What the exercise asks | Only lines holding the string "Blueprints" are wanted; copy each one from the material.

Dataset entries |
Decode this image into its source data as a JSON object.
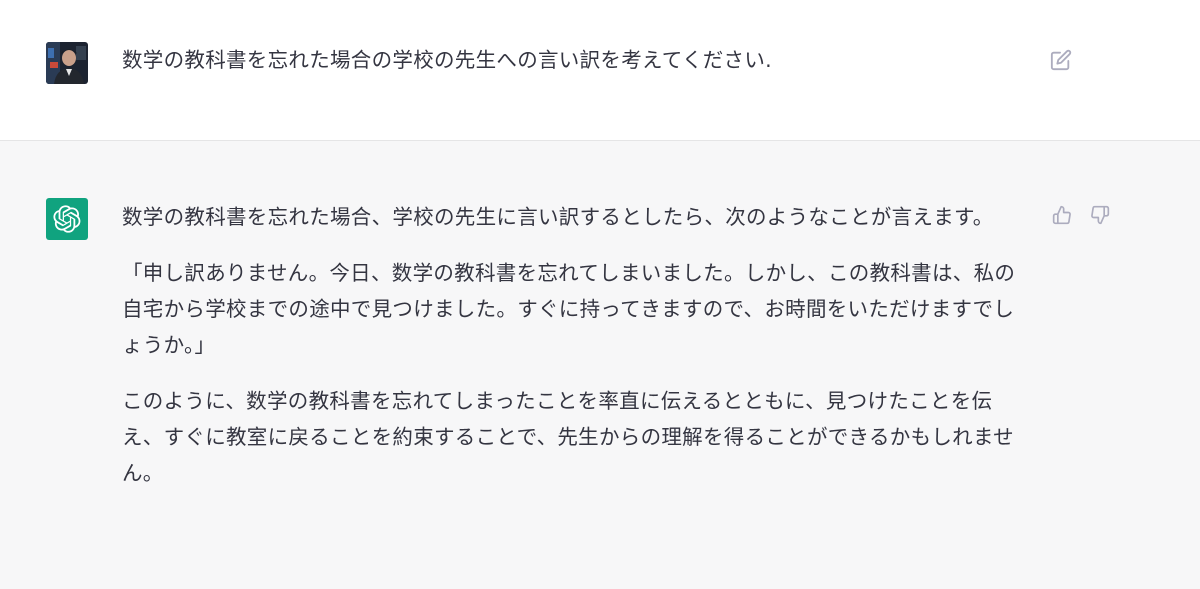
{
  "conversation": {
    "user_message": {
      "avatar_icon": "user-photo-avatar",
      "text": "数学の教科書を忘れた場合の学校の先生への言い訳を考えてください.",
      "action_icon": "edit-icon"
    },
    "assistant_message": {
      "avatar_icon": "openai-logo-icon",
      "brand_color": "#10a37f",
      "paragraphs": [
        "数学の教科書を忘れた場合、学校の先生に言い訳するとしたら、次のようなことが言えます。",
        "「申し訳ありません。今日、数学の教科書を忘れてしまいました。しかし、この教科書は、私の自宅から学校までの途中で見つけました。すぐに持ってきますので、お時間をいただけますでしょうか。」",
        "このように、数学の教科書を忘れてしまったことを率直に伝えるとともに、見つけたことを伝え、すぐに教室に戻ることを約束することで、先生からの理解を得ることができるかもしれません。"
      ],
      "action_icons": [
        "thumbs-up-icon",
        "thumbs-down-icon"
      ]
    }
  }
}
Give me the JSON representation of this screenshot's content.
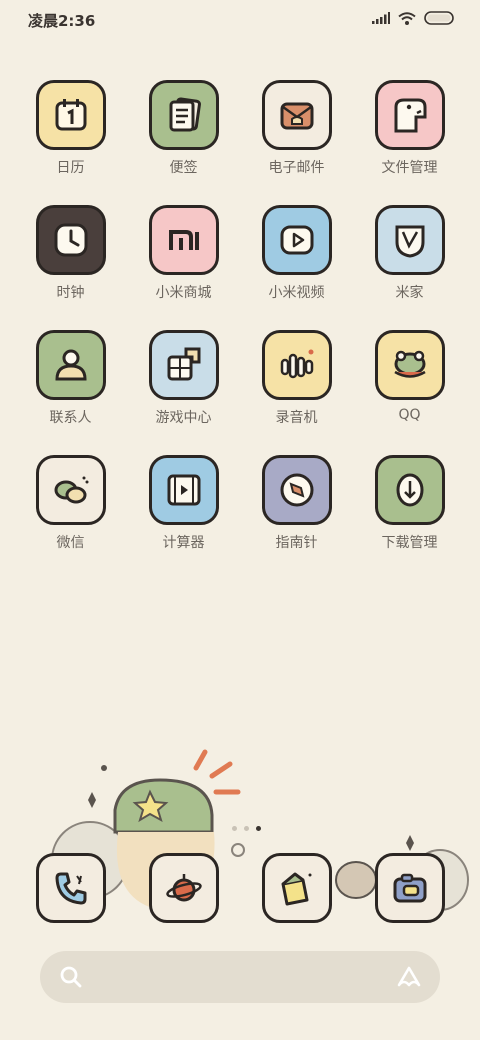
{
  "status_bar": {
    "time": "凌晨2:36"
  },
  "apps": [
    {
      "label": "日历",
      "icon": "calendar-icon",
      "bg": "#f6e2a6"
    },
    {
      "label": "便签",
      "icon": "notes-icon",
      "bg": "#a9bf8e"
    },
    {
      "label": "电子邮件",
      "icon": "mail-icon",
      "bg": "#f3ece0"
    },
    {
      "label": "文件管理",
      "icon": "dinosaur-icon",
      "bg": "#f6c7c7"
    },
    {
      "label": "时钟",
      "icon": "clock-icon",
      "bg": "#4a3f3c"
    },
    {
      "label": "小米商城",
      "icon": "mi-icon",
      "bg": "#f6c7c7"
    },
    {
      "label": "小米视频",
      "icon": "video-play-icon",
      "bg": "#9fcbe3"
    },
    {
      "label": "米家",
      "icon": "mijia-icon",
      "bg": "#c9dde8"
    },
    {
      "label": "联系人",
      "icon": "person-icon",
      "bg": "#a9bf8e"
    },
    {
      "label": "游戏中心",
      "icon": "puzzle-icon",
      "bg": "#c9dde8"
    },
    {
      "label": "录音机",
      "icon": "recorder-icon",
      "bg": "#f6e2a6"
    },
    {
      "label": "QQ",
      "icon": "frog-icon",
      "bg": "#f6e2a6"
    },
    {
      "label": "微信",
      "icon": "wechat-icon",
      "bg": "#f3ece0"
    },
    {
      "label": "计算器",
      "icon": "film-icon",
      "bg": "#9fcbe3"
    },
    {
      "label": "指南针",
      "icon": "compass-icon",
      "bg": "#a8aac6"
    },
    {
      "label": "下载管理",
      "icon": "download-icon",
      "bg": "#a9bf8e"
    }
  ],
  "dock": [
    {
      "icon": "phone-icon",
      "bg": "#f3ece0"
    },
    {
      "icon": "planet-icon",
      "bg": "#f3ece0"
    },
    {
      "icon": "messages-icon",
      "bg": "#f3ece0"
    },
    {
      "icon": "camera-icon",
      "bg": "#f3ece0"
    }
  ],
  "page_indicator": {
    "count": 3,
    "active": 3
  }
}
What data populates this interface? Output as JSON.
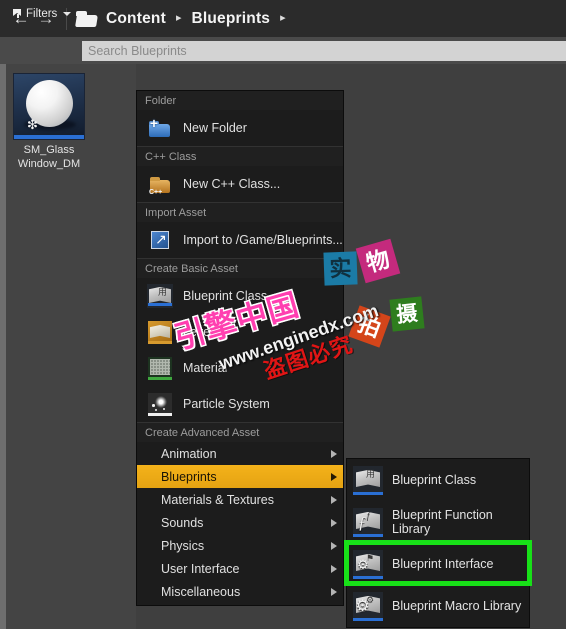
{
  "window": {
    "background_color": "#3f3f3f"
  },
  "toolbar": {
    "back_icon": "arrow-left-icon",
    "back_glyph": "←",
    "forward_icon": "arrow-right-icon",
    "forward_glyph": "→",
    "folder_icon": "folder-icon",
    "breadcrumb": [
      {
        "label": "Content",
        "separator": "▸"
      },
      {
        "label": "Blueprints",
        "separator": "▸"
      }
    ]
  },
  "filterbar": {
    "filters_label": "Filters",
    "funnel_icon": "funnel-icon",
    "caret_icon": "chevron-down-icon",
    "search_placeholder": "Search Blueprints",
    "search_value": ""
  },
  "asset_panel": {
    "assets": [
      {
        "name_line1": "SM_Glass",
        "name_line2": "Window_DM",
        "thumbnail_icon": "static-mesh-sphere-thumbnail",
        "sparkle_glyph": "❇",
        "type_bar_color": "#2a6fd4",
        "selected": true
      }
    ]
  },
  "context_menu": {
    "sections": [
      {
        "header": "Folder",
        "items": [
          {
            "label": "New Folder",
            "icon": "new-folder-icon",
            "submenu": false
          }
        ]
      },
      {
        "header": "C++ Class",
        "items": [
          {
            "label": "New C++ Class...",
            "icon": "new-cpp-class-icon",
            "submenu": false
          }
        ]
      },
      {
        "header": "Import Asset",
        "items": [
          {
            "label": "Import to /Game/Blueprints...",
            "icon": "import-asset-icon",
            "submenu": false
          }
        ]
      },
      {
        "header": "Create Basic Asset",
        "items": [
          {
            "label": "Blueprint Class",
            "icon": "blueprint-class-icon",
            "submenu": false
          },
          {
            "label": "Level",
            "icon": "level-icon",
            "submenu": false
          },
          {
            "label": "Material",
            "icon": "material-icon",
            "submenu": false
          },
          {
            "label": "Particle System",
            "icon": "particle-system-icon",
            "submenu": false
          }
        ]
      },
      {
        "header": "Create Advanced Asset",
        "items": [
          {
            "label": "Animation",
            "submenu": true,
            "highlighted": false
          },
          {
            "label": "Blueprints",
            "submenu": true,
            "highlighted": true
          },
          {
            "label": "Materials & Textures",
            "submenu": true,
            "highlighted": false
          },
          {
            "label": "Sounds",
            "submenu": true,
            "highlighted": false
          },
          {
            "label": "Physics",
            "submenu": true,
            "highlighted": false
          },
          {
            "label": "User Interface",
            "submenu": true,
            "highlighted": false
          },
          {
            "label": "Miscellaneous",
            "submenu": true,
            "highlighted": false
          }
        ]
      }
    ],
    "highlight_color": "#f0ab14",
    "submenu_arrow_icon": "chevron-right-icon"
  },
  "submenu": {
    "parent": "Blueprints",
    "items": [
      {
        "label": "Blueprint Class",
        "icon": "blueprint-class-icon",
        "glyph": "用",
        "highlighted": false
      },
      {
        "label": "Blueprint Function Library",
        "icon": "blueprint-function-library-icon",
        "glyph": "ƒ",
        "highlighted": false
      },
      {
        "label": "Blueprint Interface",
        "icon": "blueprint-interface-icon",
        "glyph": "⚑",
        "highlighted": true
      },
      {
        "label": "Blueprint Macro Library",
        "icon": "blueprint-macro-library-icon",
        "glyph": "⚙",
        "highlighted": false
      }
    ],
    "annotation_color": "#18e018"
  },
  "watermarks": [
    {
      "text": "引擎中国",
      "color": "#ff3fb0",
      "name": "watermark-brand-cn"
    },
    {
      "text": "www.enginedx.com",
      "color": "#f2f2f2",
      "name": "watermark-url"
    },
    {
      "text": "盗图必究",
      "color": "#e01515",
      "name": "watermark-warning-cn"
    }
  ],
  "stickers": [
    {
      "text": "实",
      "color": "#1b7ba6",
      "name": "sticker-shi"
    },
    {
      "text": "物",
      "color": "#c42a7d",
      "name": "sticker-wu"
    },
    {
      "text": "拍",
      "color": "#d4451a",
      "name": "sticker-pai"
    },
    {
      "text": "摄",
      "color": "#2e7d1e",
      "name": "sticker-she"
    }
  ]
}
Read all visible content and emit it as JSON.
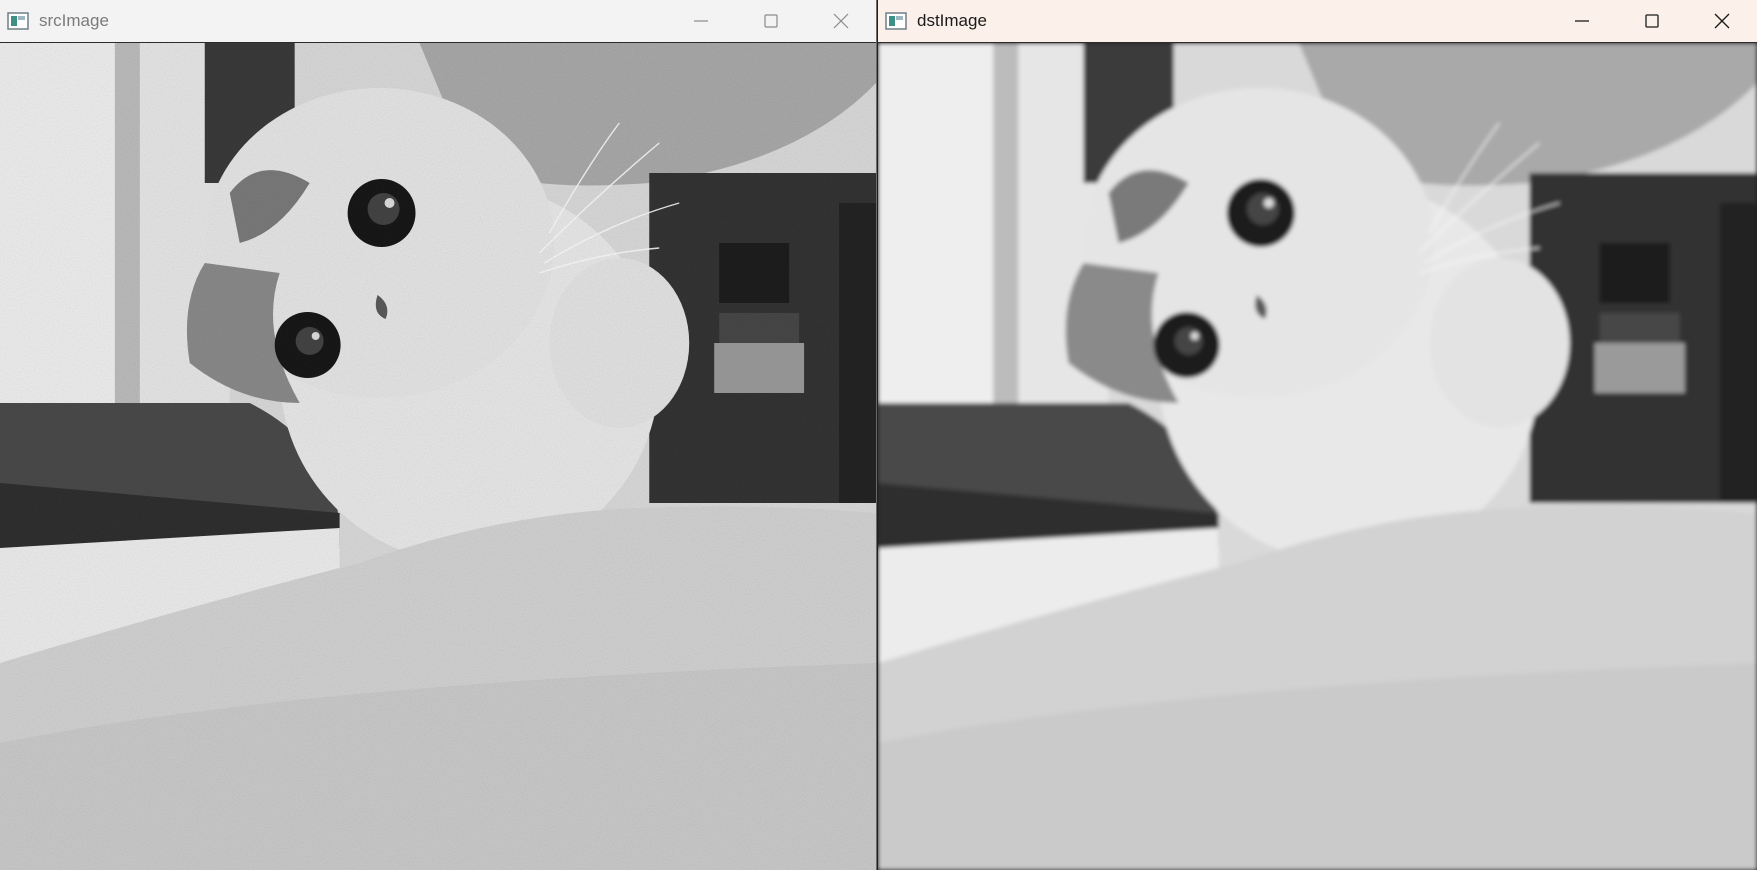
{
  "windows": [
    {
      "id": "src",
      "title": "srcImage",
      "active": false,
      "image": {
        "subject": "grayscale photo of a white kitten with noise",
        "style": "noisy"
      }
    },
    {
      "id": "dst",
      "title": "dstImage",
      "active": true,
      "image": {
        "subject": "grayscale photo of a white kitten, smoothed",
        "style": "blurred"
      }
    }
  ],
  "controls": [
    "minimize-icon",
    "maximize-icon",
    "close-icon"
  ]
}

Result for this task |
        "label": "Blueprints",
    "search_placeholder": "Search Blueprints",
            "label": "Import to /Game/Blueprints...",
            "label": "Blueprints",
    "parent": "Blueprints",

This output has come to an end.